→ **Dataset items**:
## BEGIN

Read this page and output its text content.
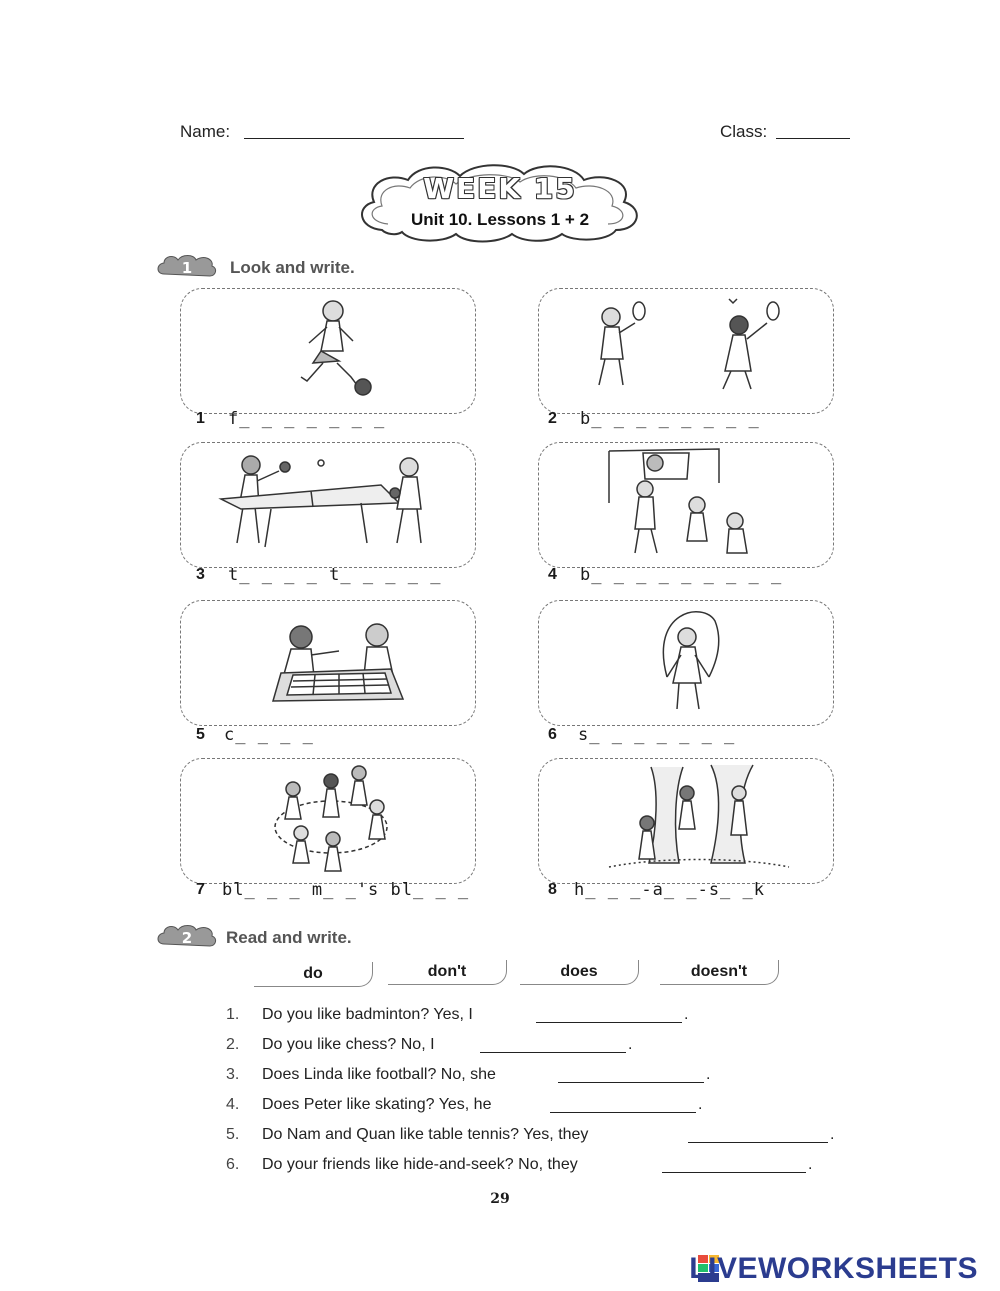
Name:	Class:
WEEK 15
Unit 10. Lessons 1 + 2
1 Look and write.
1 f_ _ _ _ _ _ _	2 b_ _ _ _ _ _ _ _
3 t_ _ _ _ t_ _ _ _ _	4 b_ _ _ _ _ _ _ _ _
5 c_ _ _ _	6 s_ _ _ _ _ _ _
7 bl_ _ _ m_ _'s bl_ _ _	8 h_ _ _-a_ _-s_ _k
2 Read and write.
do	don't	does	doesn't
1.	Do you like badminton? Yes, I	.
2.	Do you like chess? No, I	.
3.	Does Linda like football? No, she	.
4.	Does Peter like skating? Yes, he	.
5.	Do Nam and Quan like table tennis? Yes, they	.
6.	Do your friends like hide-and-seek? No, they	.
29
LIVEWORKSHEETS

## END

→ **Task to carry out**: Any pictures should be dropped; transcribe the rest of the records above exactly.

→ **Full solution**:
Read this page and output its text content.
Name:	Class:
WEEK 15
Unit 10. Lessons 1 + 2
1 Look and write.
1 f_ _ _ _ _ _ _	2 b_ _ _ _ _ _ _ _
3 t_ _ _ _ t_ _ _ _ _	4 b_ _ _ _ _ _ _ _ _
5 c_ _ _ _	6 s_ _ _ _ _ _ _
7 bl_ _ _ m_ _'s bl_ _ _	8 h_ _ _-a_ _-s_ _k
2 Read and write.
do	don't	does	doesn't
1.	Do you like badminton? Yes, I	.
2.	Do you like chess? No, I	.
3.	Does Linda like football? No, she	.
4.	Does Peter like skating? Yes, he	.
5.	Do Nam and Quan like table tennis? Yes, they	.
6.	Do your friends like hide-and-seek? No, they	.
29
LIVEWORKSHEETS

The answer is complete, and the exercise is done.